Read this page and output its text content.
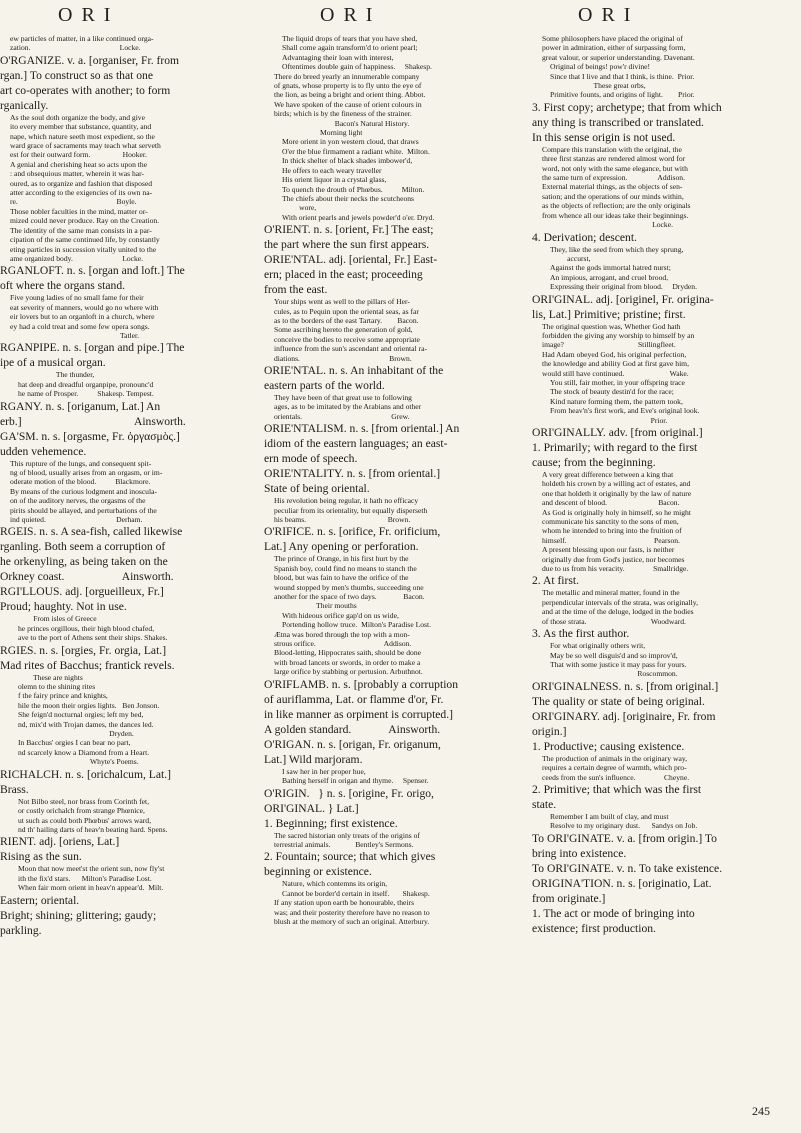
ORI	ORI	ORI
ew particles of matter, in a like continued orga-
zation.                                               Locke.
O'RGANIZE. v. a. [organiser, Fr. from
rgan.] To construct so as that one
art co-operates with another; to form
rganically.
As the soul doth organize the body, and give
ito every member that substance, quantity, and
nape, which nature seeth most expedient, so the
ward grace of sacraments may teach what serveth
est for their outward form.                 Hooker.
A genial and cherishing heat so acts upon the
: and obsequious matter, wherein it was har-
oured, as to organize and fashion that disposed
atter according to the exigencies of its own na-
re.                                                    Boyle.
Those nobler faculties in the mind, matter or-
mized could never produce. Ray on the Creation.
The identity of the same man consists in a par-
cipation of the same continued life, by constantly
eting particles in succession vitally united to the
ame organized body.                          Locke.
RGANLOFT. n. s. [organ and loft.] The
oft where the organs stand.
Five young ladies of no small fame for their
eat severity of manners, would go no where with
eir lovers but to an organloft in a church, where
ey had a cold treat and some few opera songs.
Tatler.
RGANPIPE. n. s. [organ and pipe.] The
ipe of a musical organ.
The thunder,
hat deep and dreadful organpipe, pronounc'd
he name of Prosper.          Shakesp. Tempest.
RGANY. n. s. [origanum, Lat.] An
erb.]                                       Ainsworth.
GA'SM. n. s. [orgasme, Fr. ὀργασμὸς.]
udden vehemence.
This rupture of the lungs, and consequent spit-
ng of blood, usually arises from an orgasm, or im-
oderate motion of the blood.          Blackmore.
By means of the curious lodgment and inoscula-
on of the auditory nerves, the orgasms of the
pirits should be allayed, and perturbations of the
ind quieted.                                     Derham.
RGEIS. n. s. A sea-fish, called likewise
rganling. Both seem a corruption of
he orkenyling, as being taken on the
Orkney coast.                    Ainsworth.
RGI'LLOUS. adj. [orgueilleux, Fr.]
Proud; haughty. Not in use.
From isles of Greece
he princes orgillous, their high blood chafed,
ave to the port of Athens sent their ships. Shakes.
RGIES. n. s. [orgies, Fr. orgia, Lat.]
Mad rites of Bacchus; frantick revels.
These are nights
olemn to the shining rites
f the fairy prince and knights,
hile the moon their orgies lights.   Ben Jonson.
She feign'd nocturnal orgies; left my bed,
nd, mix'd with Trojan dames, the dances led.
Dryden.
In Bacchus' orgies I can bear no part,
nd scarcely know a Diamond from a Heart.
Whyte's Poems.
RICHALCH. n. s. [orichalcum, Lat.]
Brass.
Not Bilbo steel, nor brass from Corinth fet,
or costly orichalch from strange Phœnice,
ut such as could both Phœbus' arrows ward,
nd th' hailing darts of heav'n beating hard. Spens.
RIENT. adj. [oriens, Lat.]
Rising as the sun.
Moon that now meet'st the orient sun, now fly'st
ith the fix'd stars.      Milton's Paradise Lost.
When fair morn orient in heav'n appear'd.  Milt.
Eastern; oriental.
Bright; shining; glittering; gaudy;
parkling.
The liquid drops of tears that you have shed,
Shall come again transform'd to orient pearl;
Advantaging their loan with interest,
Oftentimes double gain of happiness.     Shakesp.
There do breed yearly an innumerable company
of gnats, whose property is to fly unto the eye of
the lion, as being a bright and orient thing. Abbot.
We have spoken of the cause of orient colours in
birds; which is by the fineness of the strainer.
Bacon's Natural History.
Morning light
More orient in yon western cloud, that draws
O'er the blue firmament a radiant white.  Milton.
In thick shelter of black shades imbower'd,
He offers to each weary traveller
His orient liquor in a crystal glass,
To quench the drouth of Phœbus.          Milton.
The chiefs about their necks the scutcheons
wore,
With orient pearls and jewels powder'd o'er. Dryd.
O'RIENT. n. s. [orient, Fr.] The east;
the part where the sun first appears.
ORIE'NTAL. adj. [oriental, Fr.] East-
ern; placed in the east; proceeding
from the east.
Your ships went as well to the pillars of Her-
cules, as to Pequin upon the oriental seas, as far
as to the borders of the east Tartary.        Bacon.
Some ascribing hereto the generation of gold,
conceive the bodies to receive some appropriate
influence from the sun's ascendant and oriental ra-
diations.                                               Brown.
ORIE'NTAL. n. s. An inhabitant of the
eastern parts of the world.
They have been of that great use to following
ages, as to be imitated by the Arabians and other
orientals.                                               Grew.
ORIE'NTALISM. n. s. [from oriental.] An
idiom of the eastern languages; an east-
ern mode of speech.
ORIE'NTALITY. n. s. [from oriental.]
State of being oriental.
His revolution being regular, it hath no efficacy
peculiar from its orientality, but equally disperseth
his beams.                                           Brown.
O'RIFICE. n. s. [orifice, Fr. orificium,
Lat.] Any opening or perforation.
The prince of Orange, in his first hurt by the
Spanish boy, could find no means to stanch the
blood, but was fain to have the orifice of the
wound stopped by men's thumbs, succeeding one
another for the space of two days.              Bacon.
Their mouths
With hideous orifice gap'd on us wide,
Portending hollow truce.  Milton's Paradise Lost.
Ætna was bored through the top with a mon-
strous orifice.                                    Addison.
Blood-letting, Hippocrates saith, should be done
with broad lancets or swords, in order to make a
large orifice by stabbing or pertusion. Arbuthnot.
O'RIFLAMB. n. s. [probably a corruption
of auriflamma, Lat. or flamme d'or, Fr.
in like manner as orpiment is corrupted.]
A golden standard.             Ainsworth.
O'RIGAN. n. s. [origan, Fr. origanum,
Lat.] Wild marjoram.
I saw her in her proper hue,
Bathing herself in origan and thyme.     Spenser.
O'RIGIN.   } n. s. [origine, Fr. origo,
ORI'GINAL. } Lat.]
1. Beginning; first existence.
The sacred historian only treats of the origins of
terrestrial animals.             Bentley's Sermons.
2. Fountain; source; that which gives
beginning or existence.
Nature, which contemns its origin,
Cannot be border'd certain in itself.       Shakesp.
If any station upon earth be honourable, theirs
was; and their posterity therefore have no reason to
blush at the memory of such an original. Atterbury.
Some philosophers have placed the original of
power in admiration, either of surpassing form,
great valour, or superior understanding. Davenant.
Original of beings! pow'r divine!
Since that I live and that I think, is thine.  Prior.
These great orbs,
Primitive founts, and origins of light.        Prior.
3. First copy; archetype; that from which
any thing is transcribed or translated.
In this sense origin is not used.
Compare this translation with the original, the
three first stanzas are rendered almost word for
word, not only with the same elegance, but with
the same turn of expression.                Addison.
External material things, as the objects of sen-
sation; and the operations of our minds within,
as the objects of reflection; are the only originals
from whence all our ideas take their beginnings.
Locke.
4. Derivation; descent.
They, like the seed from which they sprung,
accurst,
Against the gods immortal hatred nurst;
An impious, arrogant, and cruel brood,
Expressing their original from blood.     Dryden.
ORI'GINAL. adj. [originel, Fr. origina-
lis, Lat.] Primitive; pristine; first.
The original question was, Whether God hath
forbidden the giving any worship to himself by an
image?                                       Stillingfleet.
Had Adam obeyed God, his original perfection,
the knowledge and ability God at first gave him,
would still have continued.                        Wake.
You still, fair mother, in your offspring trace
The stock of beauty destin'd for the race;
Kind nature forming them, the pattern took,
From heav'n's first work, and Eve's original look.
Prior.
ORI'GINALLY. adv. [from original.]
1. Primarily; with regard to the first
cause; from the beginning.
A very great difference between a king that
holdeth his crown by a willing act of estates, and
one that holdeth it originally by the law of nature
and descent of blood.                           Bacon.
As God is originally holy in himself, so he might
communicate his sanctity to the sons of men,
whom he intended to bring into the fruition of
himself.                                              Pearson.
A present blessing upon our fasts, is neither
originally due from God's justice, nor becomes
due to us from his veracity.               Smallridge.
2. At first.
The metallic and mineral matter, found in the
perpendicular intervals of the strata, was originally,
and at the time of the deluge, lodged in the bodies
of those strata.                                  Woodward.
3. As the first author.
For what originally others writ,
May be so well disguis'd and so improv'd,
That with some justice it may pass for yours.
Roscommon.
ORI'GINALNESS. n. s. [from original.]
The quality or state of being original.
ORI'GINARY. adj. [originaire, Fr. from
origin.]
1. Productive; causing existence.
The production of animals in the originary way,
requires a certain degree of warmth, which pro-
ceeds from the sun's influence.               Cheyne.
2. Primitive; that which was the first
state.
Remember I am built of clay, and must
Resolve to my originary dust.      Sandys on Job.
To ORI'GINATE. v. a. [from origin.] To
bring into existence.
To ORI'GINATE. v. n. To take existence.
ORIGINA'TION. n. s. [originatio, Lat.
from originate.]
1. The act or mode of bringing into
existence; first production.
245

» **Problem to work on**
In the entries above, find every line with the word "Milton" and list it.

» **Correct result**
ith the fix'd stars.      Milton's Paradise Lost.
O'er the blue firmament a radiant white.  Milton.
To quench the drouth of Phœbus.          Milton.
Portending hollow truce.  Milton's Paradise Lost.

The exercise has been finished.